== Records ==
....

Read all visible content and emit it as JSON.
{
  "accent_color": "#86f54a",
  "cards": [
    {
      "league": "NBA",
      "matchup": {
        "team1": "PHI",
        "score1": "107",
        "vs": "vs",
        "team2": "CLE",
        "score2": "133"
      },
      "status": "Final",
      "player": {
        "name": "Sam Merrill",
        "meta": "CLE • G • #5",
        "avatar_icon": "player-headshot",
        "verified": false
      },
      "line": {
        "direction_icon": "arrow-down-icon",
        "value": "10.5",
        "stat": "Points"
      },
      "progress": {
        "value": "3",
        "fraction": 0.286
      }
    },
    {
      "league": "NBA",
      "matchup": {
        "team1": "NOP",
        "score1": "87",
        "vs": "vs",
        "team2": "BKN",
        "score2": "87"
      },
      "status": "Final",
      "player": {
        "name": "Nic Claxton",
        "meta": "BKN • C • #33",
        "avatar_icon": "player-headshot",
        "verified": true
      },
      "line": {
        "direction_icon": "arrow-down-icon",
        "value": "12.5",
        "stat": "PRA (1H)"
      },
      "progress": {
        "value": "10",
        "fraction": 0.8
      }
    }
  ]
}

....

== Your objective ==
Output the records exactly, including every line.

== Solution for this task ==
Read all visible content and emit it as JSON.
{
  "accent_color": "#86f54a",
  "cards": [
    {
      "league": "NBA",
      "matchup": {
        "team1": "PHI",
        "score1": "107",
        "vs": "vs",
        "team2": "CLE",
        "score2": "133"
      },
      "status": "Final",
      "player": {
        "name": "Sam Merrill",
        "meta": "CLE • G • #5",
        "avatar_icon": "player-headshot",
        "verified": false
      },
      "line": {
        "direction_icon": "arrow-down-icon",
        "value": "10.5",
        "stat": "Points"
      },
      "progress": {
        "value": "3",
        "fraction": 0.286
      }
    },
    {
      "league": "NBA",
      "matchup": {
        "team1": "NOP",
        "score1": "87",
        "vs": "vs",
        "team2": "BKN",
        "score2": "87"
      },
      "status": "Final",
      "player": {
        "name": "Nic Claxton",
        "meta": "BKN • C • #33",
        "avatar_icon": "player-headshot",
        "verified": true
      },
      "line": {
        "direction_icon": "arrow-down-icon",
        "value": "12.5",
        "stat": "PRA (1H)"
      },
      "progress": {
        "value": "10",
        "fraction": 0.8
      }
    }
  ]
}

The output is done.